WHAT TO PRODUCE: Repeat each line of the material exactly.

RECORDS FOR THE EXERCISE:
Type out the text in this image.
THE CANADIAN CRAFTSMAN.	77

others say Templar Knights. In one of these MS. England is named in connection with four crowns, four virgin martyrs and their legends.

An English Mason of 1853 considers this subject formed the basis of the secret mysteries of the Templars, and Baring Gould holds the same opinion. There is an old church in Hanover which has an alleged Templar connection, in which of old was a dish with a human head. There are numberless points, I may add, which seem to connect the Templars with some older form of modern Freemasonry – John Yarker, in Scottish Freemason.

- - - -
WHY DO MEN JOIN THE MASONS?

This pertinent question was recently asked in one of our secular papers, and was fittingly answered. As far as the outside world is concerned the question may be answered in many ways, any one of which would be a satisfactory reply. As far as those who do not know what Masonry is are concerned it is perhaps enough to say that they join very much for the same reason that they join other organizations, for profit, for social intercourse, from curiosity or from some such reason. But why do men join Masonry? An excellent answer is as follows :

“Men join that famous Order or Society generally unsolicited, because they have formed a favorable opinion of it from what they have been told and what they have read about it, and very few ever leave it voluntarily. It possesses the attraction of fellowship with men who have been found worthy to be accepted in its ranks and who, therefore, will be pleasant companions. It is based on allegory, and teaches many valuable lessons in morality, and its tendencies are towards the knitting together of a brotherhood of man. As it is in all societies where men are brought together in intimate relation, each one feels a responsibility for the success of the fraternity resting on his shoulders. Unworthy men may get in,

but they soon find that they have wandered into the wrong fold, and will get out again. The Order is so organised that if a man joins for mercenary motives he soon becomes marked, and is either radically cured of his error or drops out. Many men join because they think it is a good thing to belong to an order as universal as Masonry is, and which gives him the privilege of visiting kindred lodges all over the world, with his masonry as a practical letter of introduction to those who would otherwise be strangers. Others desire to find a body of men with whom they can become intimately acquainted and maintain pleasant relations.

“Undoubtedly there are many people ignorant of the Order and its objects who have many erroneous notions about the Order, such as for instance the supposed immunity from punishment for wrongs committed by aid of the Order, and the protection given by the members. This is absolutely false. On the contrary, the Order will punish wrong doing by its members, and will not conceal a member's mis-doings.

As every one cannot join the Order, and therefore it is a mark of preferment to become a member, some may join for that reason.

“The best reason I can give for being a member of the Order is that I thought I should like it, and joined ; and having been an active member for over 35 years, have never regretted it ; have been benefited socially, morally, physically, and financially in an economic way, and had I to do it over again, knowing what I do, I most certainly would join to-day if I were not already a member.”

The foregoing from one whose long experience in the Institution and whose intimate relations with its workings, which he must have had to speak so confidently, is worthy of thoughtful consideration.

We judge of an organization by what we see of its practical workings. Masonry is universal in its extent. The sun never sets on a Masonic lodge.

SOLUTION:
Type out the text in this image.
THE CANADIAN CRAFTSMAN.	77

others say Templar Knights. In one of these MS. England is named in connection with four crowns, four virgin martyrs and their legends.

An English Mason of 1853 considers this subject formed the basis of the secret mysteries of the Templars, and Baring Gould holds the same opinion. There is an old church in Hanover which has an alleged Templar connection, in which of old was a dish with a human head. There are numberless points, I may add, which seem to connect the Templars with some older form of modern Freemasonry – John Yarker, in Scottish Freemason.

- - - -
WHY DO MEN JOIN THE MASONS?

This pertinent question was recently asked in one of our secular papers, and was fittingly answered. As far as the outside world is concerned the question may be answered in many ways, any one of which would be a satisfactory reply. As far as those who do not know what Masonry is are concerned it is perhaps enough to say that they join very much for the same reason that they join other organizations, for profit, for social intercourse, from curiosity or from some such reason. But why do men join Masonry? An excellent answer is as follows :

“Men join that famous Order or Society generally unsolicited, because they have formed a favorable opinion of it from what they have been told and what they have read about it, and very few ever leave it voluntarily. It possesses the attraction of fellowship with men who have been found worthy to be accepted in its ranks and who, therefore, will be pleasant companions. It is based on allegory, and teaches many valuable lessons in morality, and its tendencies are towards the knitting together of a brotherhood of man. As it is in all societies where men are brought together in intimate relation, each one feels a responsibility for the success of the fraternity resting on his shoulders. Unworthy men may get in,

but they soon find that they have wandered into the wrong fold, and will get out again. The Order is so organised that if a man joins for mercenary motives he soon becomes marked, and is either radically cured of his error or drops out. Many men join because they think it is a good thing to belong to an order as universal as Masonry is, and which gives him the privilege of visiting kindred lodges all over the world, with his masonry as a practical letter of introduction to those who would otherwise be strangers. Others desire to find a body of men with whom they can become intimately acquainted and maintain pleasant relations.

“Undoubtedly there are many people ignorant of the Order and its objects who have many erroneous notions about the Order, such as for instance the supposed immunity from punishment for wrongs committed by aid of the Order, and the protection given by the members. This is absolutely false. On the contrary, the Order will punish wrong doing by its members, and will not conceal a member's mis-doings.

As every one cannot join the Order, and therefore it is a mark of preferment to become a member, some may join for that reason.

“The best reason I can give for being a member of the Order is that I thought I should like it, and joined ; and having been an active member for over 35 years, have never regretted it ; have been benefited socially, morally, physically, and financially in an economic way, and had I to do it over again, knowing what I do, I most certainly would join to-day if I were not already a member.”

The foregoing from one whose long experience in the Institution and whose intimate relations with its workings, which he must have had to speak so confidently, is worthy of thoughtful consideration.

We judge of an organization by what we see of its practical workings. Masonry is universal in its extent. The sun never sets on a Masonic lodge.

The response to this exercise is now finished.